Exactly repeat the material, dropping only the pictures.

+++ MATERIAL +++

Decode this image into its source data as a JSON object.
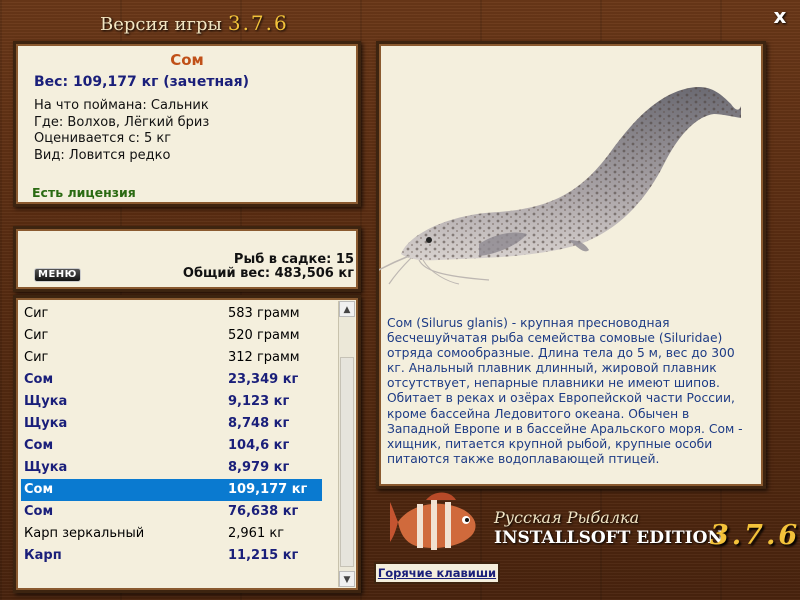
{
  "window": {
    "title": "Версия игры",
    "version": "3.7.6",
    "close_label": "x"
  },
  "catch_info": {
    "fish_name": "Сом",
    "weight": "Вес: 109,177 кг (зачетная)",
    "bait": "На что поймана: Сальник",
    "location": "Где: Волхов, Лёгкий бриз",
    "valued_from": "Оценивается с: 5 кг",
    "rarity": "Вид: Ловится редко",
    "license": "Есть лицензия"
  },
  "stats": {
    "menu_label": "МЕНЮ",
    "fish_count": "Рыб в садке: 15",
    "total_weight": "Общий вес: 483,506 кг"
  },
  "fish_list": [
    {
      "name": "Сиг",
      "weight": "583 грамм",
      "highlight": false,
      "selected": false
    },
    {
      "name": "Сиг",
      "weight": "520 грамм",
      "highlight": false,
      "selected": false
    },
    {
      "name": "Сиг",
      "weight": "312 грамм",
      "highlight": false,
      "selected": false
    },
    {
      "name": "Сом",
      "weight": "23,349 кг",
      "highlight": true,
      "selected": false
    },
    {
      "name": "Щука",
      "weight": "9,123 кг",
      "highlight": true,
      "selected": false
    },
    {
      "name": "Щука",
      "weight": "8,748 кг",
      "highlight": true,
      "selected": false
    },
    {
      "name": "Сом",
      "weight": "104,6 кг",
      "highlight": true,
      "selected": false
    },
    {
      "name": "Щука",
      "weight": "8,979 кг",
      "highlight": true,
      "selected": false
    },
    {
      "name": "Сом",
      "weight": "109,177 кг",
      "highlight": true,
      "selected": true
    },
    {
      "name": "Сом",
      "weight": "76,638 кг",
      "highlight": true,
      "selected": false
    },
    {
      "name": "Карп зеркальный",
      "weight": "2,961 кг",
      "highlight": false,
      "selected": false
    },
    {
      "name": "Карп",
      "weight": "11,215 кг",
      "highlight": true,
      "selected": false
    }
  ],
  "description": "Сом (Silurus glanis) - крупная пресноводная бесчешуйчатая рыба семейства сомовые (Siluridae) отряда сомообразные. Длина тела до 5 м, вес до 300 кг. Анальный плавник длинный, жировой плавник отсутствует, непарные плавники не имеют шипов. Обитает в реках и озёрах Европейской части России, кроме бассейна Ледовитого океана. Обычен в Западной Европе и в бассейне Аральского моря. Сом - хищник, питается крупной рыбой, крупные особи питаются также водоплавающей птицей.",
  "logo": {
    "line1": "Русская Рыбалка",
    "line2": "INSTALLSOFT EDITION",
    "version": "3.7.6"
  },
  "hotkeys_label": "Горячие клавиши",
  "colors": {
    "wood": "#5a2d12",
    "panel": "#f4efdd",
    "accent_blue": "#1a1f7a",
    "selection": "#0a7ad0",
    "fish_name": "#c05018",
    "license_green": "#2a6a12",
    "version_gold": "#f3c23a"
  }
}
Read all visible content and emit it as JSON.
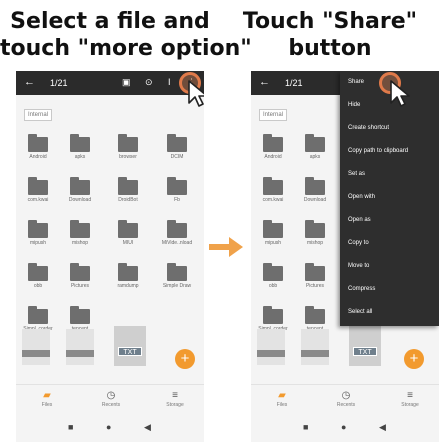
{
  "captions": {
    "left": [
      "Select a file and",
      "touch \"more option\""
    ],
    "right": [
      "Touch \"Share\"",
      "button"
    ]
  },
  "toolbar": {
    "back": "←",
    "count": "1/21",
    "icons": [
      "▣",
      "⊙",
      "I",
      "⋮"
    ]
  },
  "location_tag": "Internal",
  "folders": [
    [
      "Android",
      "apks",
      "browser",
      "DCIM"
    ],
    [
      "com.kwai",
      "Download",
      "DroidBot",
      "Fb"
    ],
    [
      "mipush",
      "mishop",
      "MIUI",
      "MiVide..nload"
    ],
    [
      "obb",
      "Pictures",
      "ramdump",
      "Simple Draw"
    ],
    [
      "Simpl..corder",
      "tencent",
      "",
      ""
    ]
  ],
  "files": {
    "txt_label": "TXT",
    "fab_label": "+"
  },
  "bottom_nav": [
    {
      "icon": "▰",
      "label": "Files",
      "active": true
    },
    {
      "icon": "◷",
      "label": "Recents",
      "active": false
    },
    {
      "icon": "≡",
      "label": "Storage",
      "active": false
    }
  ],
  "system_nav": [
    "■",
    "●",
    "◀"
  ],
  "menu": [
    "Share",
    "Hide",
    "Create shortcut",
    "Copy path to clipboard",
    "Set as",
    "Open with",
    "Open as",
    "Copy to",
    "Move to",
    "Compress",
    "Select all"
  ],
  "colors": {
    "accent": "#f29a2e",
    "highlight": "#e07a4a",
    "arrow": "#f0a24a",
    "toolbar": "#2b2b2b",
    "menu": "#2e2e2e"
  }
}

+++

◆ EXPECTED ANSWER:
Decode this image into its source data as a JSON object.
{
  "window": {
    "title": "Версия игры",
    "version": "3.7.6",
    "close_label": "x"
  },
  "catch_info": {
    "fish_name": "Сом",
    "weight": "Вес: 109,177 кг (зачетная)",
    "bait": "На что поймана: Сальник",
    "location": "Где: Волхов, Лёгкий бриз",
    "valued_from": "Оценивается с: 5 кг",
    "rarity": "Вид: Ловится редко",
    "license": "Есть лицензия"
  },
  "stats": {
    "menu_label": "МЕНЮ",
    "fish_count": "Рыб в садке: 15",
    "total_weight": "Общий вес: 483,506 кг"
  },
  "fish_list": [
    {
      "name": "Сиг",
      "weight": "583 грамм",
      "highlight": false,
      "selected": false
    },
    {
      "name": "Сиг",
      "weight": "520 грамм",
      "highlight": false,
      "selected": false
    },
    {
      "name": "Сиг",
      "weight": "312 грамм",
      "highlight": false,
      "selected": false
    },
    {
      "name": "Сом",
      "weight": "23,349 кг",
      "highlight": true,
      "selected": false
    },
    {
      "name": "Щука",
      "weight": "9,123 кг",
      "highlight": true,
      "selected": false
    },
    {
      "name": "Щука",
      "weight": "8,748 кг",
      "highlight": true,
      "selected": false
    },
    {
      "name": "Сом",
      "weight": "104,6 кг",
      "highlight": true,
      "selected": false
    },
    {
      "name": "Щука",
      "weight": "8,979 кг",
      "highlight": true,
      "selected": false
    },
    {
      "name": "Сом",
      "weight": "109,177 кг",
      "highlight": true,
      "selected": true
    },
    {
      "name": "Сом",
      "weight": "76,638 кг",
      "highlight": true,
      "selected": false
    },
    {
      "name": "Карп зеркальный",
      "weight": "2,961 кг",
      "highlight": false,
      "selected": false
    },
    {
      "name": "Карп",
      "weight": "11,215 кг",
      "highlight": true,
      "selected": false
    }
  ],
  "description": "Сом (Silurus glanis) - крупная пресноводная бесчешуйчатая рыба семейства сомовые (Siluridae) отряда сомообразные. Длина тела до 5 м, вес до 300 кг. Анальный плавник длинный, жировой плавник отсутствует, непарные плавники не имеют шипов. Обитает в реках и озёрах Европейской части России, кроме бассейна Ледовитого океана. Обычен в Западной Европе и в бассейне Аральского моря. Сом - хищник, питается крупной рыбой, крупные особи питаются также водоплавающей птицей.",
  "logo": {
    "line1": "Русская Рыбалка",
    "line2": "INSTALLSOFT EDITION",
    "version": "3.7.6"
  },
  "hotkeys_label": "Горячие клавиши",
  "colors": {
    "wood": "#5a2d12",
    "panel": "#f4efdd",
    "accent_blue": "#1a1f7a",
    "selection": "#0a7ad0",
    "fish_name": "#c05018",
    "license_green": "#2a6a12",
    "version_gold": "#f3c23a"
  }
}
Read all visible content and emit it as JSON.
{
  "captions": {
    "left": [
      "Select a file and",
      "touch \"more option\""
    ],
    "right": [
      "Touch \"Share\"",
      "button"
    ]
  },
  "toolbar": {
    "back": "←",
    "count": "1/21",
    "icons": [
      "▣",
      "⊙",
      "I",
      "⋮"
    ]
  },
  "location_tag": "Internal",
  "folders": [
    [
      "Android",
      "apks",
      "browser",
      "DCIM"
    ],
    [
      "com.kwai",
      "Download",
      "DroidBot",
      "Fb"
    ],
    [
      "mipush",
      "mishop",
      "MIUI",
      "MiVide..nload"
    ],
    [
      "obb",
      "Pictures",
      "ramdump",
      "Simple Draw"
    ],
    [
      "Simpl..corder",
      "tencent",
      "",
      ""
    ]
  ],
  "files": {
    "txt_label": "TXT",
    "fab_label": "+"
  },
  "bottom_nav": [
    {
      "icon": "▰",
      "label": "Files",
      "active": true
    },
    {
      "icon": "◷",
      "label": "Recents",
      "active": false
    },
    {
      "icon": "≡",
      "label": "Storage",
      "active": false
    }
  ],
  "system_nav": [
    "■",
    "●",
    "◀"
  ],
  "menu": [
    "Share",
    "Hide",
    "Create shortcut",
    "Copy path to clipboard",
    "Set as",
    "Open with",
    "Open as",
    "Copy to",
    "Move to",
    "Compress",
    "Select all"
  ],
  "colors": {
    "accent": "#f29a2e",
    "highlight": "#e07a4a",
    "arrow": "#f0a24a",
    "toolbar": "#2b2b2b",
    "menu": "#2e2e2e"
  }
}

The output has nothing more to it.